— Begin DATA SHOWN —
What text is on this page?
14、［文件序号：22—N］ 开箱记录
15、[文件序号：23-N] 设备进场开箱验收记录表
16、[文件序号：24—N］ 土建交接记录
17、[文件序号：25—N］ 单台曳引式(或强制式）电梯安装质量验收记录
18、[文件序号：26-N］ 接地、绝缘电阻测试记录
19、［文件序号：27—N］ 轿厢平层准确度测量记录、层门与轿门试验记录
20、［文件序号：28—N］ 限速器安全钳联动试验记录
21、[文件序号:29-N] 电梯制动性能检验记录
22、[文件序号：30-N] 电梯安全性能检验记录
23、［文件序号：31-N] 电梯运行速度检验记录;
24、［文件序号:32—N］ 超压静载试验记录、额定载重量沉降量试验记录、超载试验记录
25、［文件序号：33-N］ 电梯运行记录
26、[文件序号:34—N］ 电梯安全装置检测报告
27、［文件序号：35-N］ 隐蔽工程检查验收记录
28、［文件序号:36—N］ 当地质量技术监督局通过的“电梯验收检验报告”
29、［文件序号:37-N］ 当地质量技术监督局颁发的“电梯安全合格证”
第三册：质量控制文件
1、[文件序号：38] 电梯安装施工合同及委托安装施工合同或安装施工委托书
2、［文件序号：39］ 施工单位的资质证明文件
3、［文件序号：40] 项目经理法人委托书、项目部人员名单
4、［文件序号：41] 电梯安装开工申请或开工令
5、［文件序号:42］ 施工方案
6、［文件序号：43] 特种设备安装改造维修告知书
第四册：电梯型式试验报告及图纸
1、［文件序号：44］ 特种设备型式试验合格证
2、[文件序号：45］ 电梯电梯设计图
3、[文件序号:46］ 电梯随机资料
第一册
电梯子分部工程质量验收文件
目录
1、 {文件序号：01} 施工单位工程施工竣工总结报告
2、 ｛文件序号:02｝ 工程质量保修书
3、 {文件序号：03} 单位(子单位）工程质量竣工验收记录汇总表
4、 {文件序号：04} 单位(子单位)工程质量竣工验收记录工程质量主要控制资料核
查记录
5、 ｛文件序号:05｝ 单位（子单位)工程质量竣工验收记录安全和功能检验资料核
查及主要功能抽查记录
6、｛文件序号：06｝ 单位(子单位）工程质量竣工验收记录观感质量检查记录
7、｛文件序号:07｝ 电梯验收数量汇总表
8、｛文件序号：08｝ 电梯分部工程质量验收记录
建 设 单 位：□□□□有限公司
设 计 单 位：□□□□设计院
— End DATA SHOWN —
WHAT TO DO:
Copy every record above exactly as it appears.

ANSWER TO THE EXERCISE:
What text is on this page?
14、［文件序号：22—N］ 开箱记录
15、[文件序号：23-N] 设备进场开箱验收记录表
16、[文件序号：24—N］ 土建交接记录
17、[文件序号：25—N］ 单台曳引式(或强制式）电梯安装质量验收记录
18、[文件序号：26-N］ 接地、绝缘电阻测试记录
19、［文件序号：27—N］ 轿厢平层准确度测量记录、层门与轿门试验记录
20、［文件序号：28—N］ 限速器安全钳联动试验记录
21、[文件序号:29-N] 电梯制动性能检验记录
22、[文件序号：30-N] 电梯安全性能检验记录
23、［文件序号：31-N] 电梯运行速度检验记录;
24、［文件序号:32—N］ 超压静载试验记录、额定载重量沉降量试验记录、超载试验记录
25、［文件序号：33-N］ 电梯运行记录
26、[文件序号:34—N］ 电梯安全装置检测报告
27、［文件序号：35-N］ 隐蔽工程检查验收记录
28、［文件序号:36—N］ 当地质量技术监督局通过的“电梯验收检验报告”
29、［文件序号:37-N］ 当地质量技术监督局颁发的“电梯安全合格证”
第三册：质量控制文件
1、[文件序号：38] 电梯安装施工合同及委托安装施工合同或安装施工委托书
2、［文件序号：39］ 施工单位的资质证明文件
3、［文件序号：40] 项目经理法人委托书、项目部人员名单
4、［文件序号：41] 电梯安装开工申请或开工令
5、［文件序号:42］ 施工方案
6、［文件序号：43] 特种设备安装改造维修告知书
第四册：电梯型式试验报告及图纸
1、［文件序号：44］ 特种设备型式试验合格证
2、[文件序号：45］ 电梯电梯设计图
3、[文件序号:46］ 电梯随机资料
第一册
电梯子分部工程质量验收文件
目录
1、 {文件序号：01} 施工单位工程施工竣工总结报告
2、 ｛文件序号:02｝ 工程质量保修书
3、 {文件序号：03} 单位(子单位）工程质量竣工验收记录汇总表
4、 {文件序号：04} 单位(子单位)工程质量竣工验收记录工程质量主要控制资料核
查记录
5、 ｛文件序号:05｝ 单位（子单位)工程质量竣工验收记录安全和功能检验资料核
查及主要功能抽查记录
6、｛文件序号：06｝ 单位(子单位）工程质量竣工验收记录观感质量检查记录
7、｛文件序号:07｝ 电梯验收数量汇总表
8、｛文件序号：08｝ 电梯分部工程质量验收记录
建 设 单 位：□□□□有限公司
设 计 单 位：□□□□设计院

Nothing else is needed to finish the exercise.